**工作任务 A:**
列出专利文献节选里给出的全部日期，并注明每个日期属于哪一类。
**工作任务 B:**
请从专利文献节选的最后一句之后接着往下写。

**文献节选:**
+++

Current assignee: Wuhan University of Science and Engineering WUSE
Priority date: 2011-12-22
Filing date: 2011-12-22
Publication date: 2013-06-26

Abstract

本发明公开了一种野生型和三种突变体hFⅨ在毕赤酵母中的表达载体的构建方法及应用，其步骤：根据Genebank提供的基因序列，用RT-PCR技术从健康人肝脏中克隆出hFⅨ全长cDNA序列，构建用于毕赤酵母表达的融合了酵母α-factor信号肽和全长hFⅨ序列的酵母表达质粒pPIC9K-hFⅨ，将该质粒转入毕赤酵母SMD1168中，筛选出高表达的酵母菌株。继而构建酵母表达质粒pPICZA-hFⅨ，在此基础上设计并构建三种酵母菌hFⅨ高活性突变体，电转入毕赤酵母SMD1168中，筛选出高表达的酵母菌突变株。得到的各种hFⅨ酵母表达载体凝血活性均高于标准hFⅨ。野生型hFIX(pPIC9K-hFⅨ)经50L中试发酵研究，蛋白纯化产物分泌表达量最高可达558mg/L，纯度和凝血活性均较高。

+++

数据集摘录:

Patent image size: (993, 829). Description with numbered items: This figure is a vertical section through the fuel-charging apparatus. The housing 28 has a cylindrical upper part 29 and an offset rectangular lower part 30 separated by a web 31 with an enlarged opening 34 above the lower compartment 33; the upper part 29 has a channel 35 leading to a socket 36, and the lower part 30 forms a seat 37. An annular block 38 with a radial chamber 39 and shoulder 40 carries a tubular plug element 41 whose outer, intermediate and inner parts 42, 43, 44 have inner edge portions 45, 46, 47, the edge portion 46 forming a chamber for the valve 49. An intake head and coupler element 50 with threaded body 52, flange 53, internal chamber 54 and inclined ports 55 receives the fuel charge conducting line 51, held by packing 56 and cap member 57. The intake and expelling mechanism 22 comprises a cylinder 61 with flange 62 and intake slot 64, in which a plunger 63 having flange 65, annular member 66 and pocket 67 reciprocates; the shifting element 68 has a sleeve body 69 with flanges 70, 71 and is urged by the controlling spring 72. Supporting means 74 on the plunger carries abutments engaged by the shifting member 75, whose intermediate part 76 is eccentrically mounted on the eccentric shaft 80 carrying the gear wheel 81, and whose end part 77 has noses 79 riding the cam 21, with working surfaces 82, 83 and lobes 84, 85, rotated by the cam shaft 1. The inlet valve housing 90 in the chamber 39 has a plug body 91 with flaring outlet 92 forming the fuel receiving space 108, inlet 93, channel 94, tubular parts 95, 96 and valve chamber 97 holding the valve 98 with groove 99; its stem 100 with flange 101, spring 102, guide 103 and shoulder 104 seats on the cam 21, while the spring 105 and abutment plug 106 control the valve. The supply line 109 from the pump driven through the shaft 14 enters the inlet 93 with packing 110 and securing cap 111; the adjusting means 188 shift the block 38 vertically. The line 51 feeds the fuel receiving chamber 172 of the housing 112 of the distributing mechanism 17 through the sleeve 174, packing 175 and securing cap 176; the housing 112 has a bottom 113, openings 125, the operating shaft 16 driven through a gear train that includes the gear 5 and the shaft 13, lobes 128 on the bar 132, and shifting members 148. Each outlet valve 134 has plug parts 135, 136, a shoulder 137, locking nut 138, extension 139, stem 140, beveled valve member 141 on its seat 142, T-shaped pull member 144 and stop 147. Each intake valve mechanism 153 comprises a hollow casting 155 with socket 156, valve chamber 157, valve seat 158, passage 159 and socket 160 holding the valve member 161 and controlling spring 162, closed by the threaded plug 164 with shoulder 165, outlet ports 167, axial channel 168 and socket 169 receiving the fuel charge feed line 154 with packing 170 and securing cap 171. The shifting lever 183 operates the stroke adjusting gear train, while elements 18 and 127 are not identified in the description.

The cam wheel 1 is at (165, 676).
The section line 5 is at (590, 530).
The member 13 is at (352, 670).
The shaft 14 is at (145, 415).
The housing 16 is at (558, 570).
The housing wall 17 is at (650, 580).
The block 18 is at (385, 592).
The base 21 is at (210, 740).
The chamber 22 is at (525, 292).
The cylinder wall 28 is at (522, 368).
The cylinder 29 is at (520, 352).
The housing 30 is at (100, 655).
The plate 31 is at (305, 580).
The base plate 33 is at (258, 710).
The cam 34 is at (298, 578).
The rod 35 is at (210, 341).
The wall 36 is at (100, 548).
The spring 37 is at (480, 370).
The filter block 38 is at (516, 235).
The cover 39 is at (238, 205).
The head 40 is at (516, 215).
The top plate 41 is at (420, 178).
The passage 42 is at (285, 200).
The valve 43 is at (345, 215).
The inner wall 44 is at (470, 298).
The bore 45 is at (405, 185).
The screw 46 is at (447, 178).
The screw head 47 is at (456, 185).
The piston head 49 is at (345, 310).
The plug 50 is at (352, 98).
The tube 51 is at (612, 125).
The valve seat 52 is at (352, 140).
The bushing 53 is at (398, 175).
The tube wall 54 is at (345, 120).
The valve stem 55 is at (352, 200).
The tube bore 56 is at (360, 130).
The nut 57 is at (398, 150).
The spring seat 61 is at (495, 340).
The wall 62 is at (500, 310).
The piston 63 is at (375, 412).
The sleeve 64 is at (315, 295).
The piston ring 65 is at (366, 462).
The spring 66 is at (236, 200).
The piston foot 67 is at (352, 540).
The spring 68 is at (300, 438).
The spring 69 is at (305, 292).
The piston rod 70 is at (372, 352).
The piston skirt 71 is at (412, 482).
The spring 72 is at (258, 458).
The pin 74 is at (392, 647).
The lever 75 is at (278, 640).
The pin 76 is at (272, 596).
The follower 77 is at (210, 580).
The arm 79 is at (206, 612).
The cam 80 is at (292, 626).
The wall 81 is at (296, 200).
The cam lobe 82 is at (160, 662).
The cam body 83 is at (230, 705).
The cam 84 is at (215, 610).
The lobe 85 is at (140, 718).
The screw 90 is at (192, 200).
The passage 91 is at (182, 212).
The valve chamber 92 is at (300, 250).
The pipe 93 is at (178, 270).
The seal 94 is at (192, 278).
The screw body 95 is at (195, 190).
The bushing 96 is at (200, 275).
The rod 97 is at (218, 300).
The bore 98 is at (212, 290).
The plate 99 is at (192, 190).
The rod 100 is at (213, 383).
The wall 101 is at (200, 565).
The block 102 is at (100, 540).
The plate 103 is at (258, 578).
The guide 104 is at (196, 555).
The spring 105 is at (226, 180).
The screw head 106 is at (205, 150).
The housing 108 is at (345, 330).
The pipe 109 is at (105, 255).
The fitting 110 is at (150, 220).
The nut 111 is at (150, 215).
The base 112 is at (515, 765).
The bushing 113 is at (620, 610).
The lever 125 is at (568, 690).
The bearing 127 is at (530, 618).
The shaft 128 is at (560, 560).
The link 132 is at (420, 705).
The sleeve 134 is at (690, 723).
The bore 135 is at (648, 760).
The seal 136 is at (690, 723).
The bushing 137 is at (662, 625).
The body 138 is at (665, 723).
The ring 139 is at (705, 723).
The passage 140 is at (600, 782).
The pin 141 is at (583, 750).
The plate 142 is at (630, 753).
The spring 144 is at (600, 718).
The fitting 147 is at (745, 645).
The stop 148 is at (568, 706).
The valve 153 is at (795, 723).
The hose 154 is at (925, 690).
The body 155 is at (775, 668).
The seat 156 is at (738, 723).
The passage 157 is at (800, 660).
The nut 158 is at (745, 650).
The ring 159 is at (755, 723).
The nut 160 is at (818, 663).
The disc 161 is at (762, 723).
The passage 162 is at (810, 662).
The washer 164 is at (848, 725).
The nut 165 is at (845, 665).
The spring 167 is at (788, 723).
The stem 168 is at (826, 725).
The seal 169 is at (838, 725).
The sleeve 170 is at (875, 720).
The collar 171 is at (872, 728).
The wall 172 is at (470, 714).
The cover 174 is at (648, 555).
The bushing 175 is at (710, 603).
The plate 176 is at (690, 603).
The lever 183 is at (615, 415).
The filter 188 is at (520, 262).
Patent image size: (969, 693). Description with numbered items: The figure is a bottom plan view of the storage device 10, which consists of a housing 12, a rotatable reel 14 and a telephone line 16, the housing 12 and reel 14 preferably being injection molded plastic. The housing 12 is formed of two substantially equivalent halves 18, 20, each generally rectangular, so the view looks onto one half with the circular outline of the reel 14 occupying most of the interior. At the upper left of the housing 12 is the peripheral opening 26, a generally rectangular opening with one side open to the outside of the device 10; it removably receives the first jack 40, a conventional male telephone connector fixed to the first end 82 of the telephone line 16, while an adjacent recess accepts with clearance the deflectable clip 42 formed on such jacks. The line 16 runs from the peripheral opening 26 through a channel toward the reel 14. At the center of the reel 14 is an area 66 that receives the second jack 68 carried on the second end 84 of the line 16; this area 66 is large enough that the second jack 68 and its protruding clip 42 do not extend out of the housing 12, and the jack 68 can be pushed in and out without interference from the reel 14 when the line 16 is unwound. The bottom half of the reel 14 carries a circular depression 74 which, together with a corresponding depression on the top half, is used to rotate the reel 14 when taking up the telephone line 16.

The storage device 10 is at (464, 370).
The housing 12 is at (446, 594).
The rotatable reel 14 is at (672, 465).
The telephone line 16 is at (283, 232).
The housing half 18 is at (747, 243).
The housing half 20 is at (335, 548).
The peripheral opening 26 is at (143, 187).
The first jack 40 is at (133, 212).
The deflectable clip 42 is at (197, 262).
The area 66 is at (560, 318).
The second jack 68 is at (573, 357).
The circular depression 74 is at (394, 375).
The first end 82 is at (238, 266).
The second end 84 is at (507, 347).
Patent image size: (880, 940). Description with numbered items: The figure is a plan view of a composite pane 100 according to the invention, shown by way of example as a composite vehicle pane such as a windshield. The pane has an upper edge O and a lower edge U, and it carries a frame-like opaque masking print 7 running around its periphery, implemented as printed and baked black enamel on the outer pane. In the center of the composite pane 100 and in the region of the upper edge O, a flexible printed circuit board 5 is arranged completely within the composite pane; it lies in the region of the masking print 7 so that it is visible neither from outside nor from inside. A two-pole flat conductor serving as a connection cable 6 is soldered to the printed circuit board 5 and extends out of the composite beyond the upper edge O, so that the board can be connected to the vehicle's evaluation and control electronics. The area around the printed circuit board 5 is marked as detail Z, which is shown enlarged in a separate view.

+++

**任务结果 A:**
优先权日：2011-12-22
申请日：2011-12-22
公开日：2013-06-26

**任务结果 B:**
Description

野生型和突变体hFⅨ毕赤酵母表达载体及构建方法和应用

技术领域

本发明属于分子生物学领域。更具体涉及一种野生型人凝血因子IX(hFIX)和三种hFIX高活性突变体在毕赤酵母中的高效表达载体，同时还涉及一种野生型人凝血因子IX(hFIX)和三种hFIX高活性突变体在毕赤酵母中的高效表达载体的构建方法。还涉及这些高活性突变体的序列。还涉及一种野生型人凝血因子IX(hFIX)和三种hFIX高活性突变体在毕赤酵母中的高效表达载体的用途，一种毕赤酵母表达的野生型hFIX产品(SMD1168-pPIC9K-hFIX)的中试发酵工艺中的应用。

背景技术

凝血因子Ⅸ研究进展：

凝血因子IX是凝血“瀑布反应”中重要的促凝集因子。其主要由肝实质细胞合成，以酶原的形式分泌到外周血中。当各种内外因素激活内源性凝血反应后，凝血因子IX被激活，发生一系列的凝血连锁反应，最终形成血块、血栓，从而达到止血的目的。凝血瀑布反应中内源性凝血途径由因子XII活化而启动。当血管受损，内膜下胶原纤维暴露时，可激活XII为XIIa，进而激活XI为XIa。XIa在Ca2+存在时激活IXa(活化的hFIX)，IXa再与激活的Ⅷa、PF3、Ca2+形成复合物进一步激活因子X。Xa与因子V、Ca2+和PF3(血小板第3因子，为血小板膜上的磷脂)共同组成凝血酶原复合物，最终启动凝血酶和纤维蛋白的形成。当某些指导凝血因子IX合成的基因发生各种突变时，凝血因子IX不能正常合成，或合成量减少，或活性下降，都会使得内源性的凝血反应受到不同程度的影响，从而导致活化的部分凝血酶时间(Activated Partial Thromboplastin Time，APTT)时间延长，引发一系列的凝血功能异常。这种疾病就是人类B型血友病(Hemophilia B)。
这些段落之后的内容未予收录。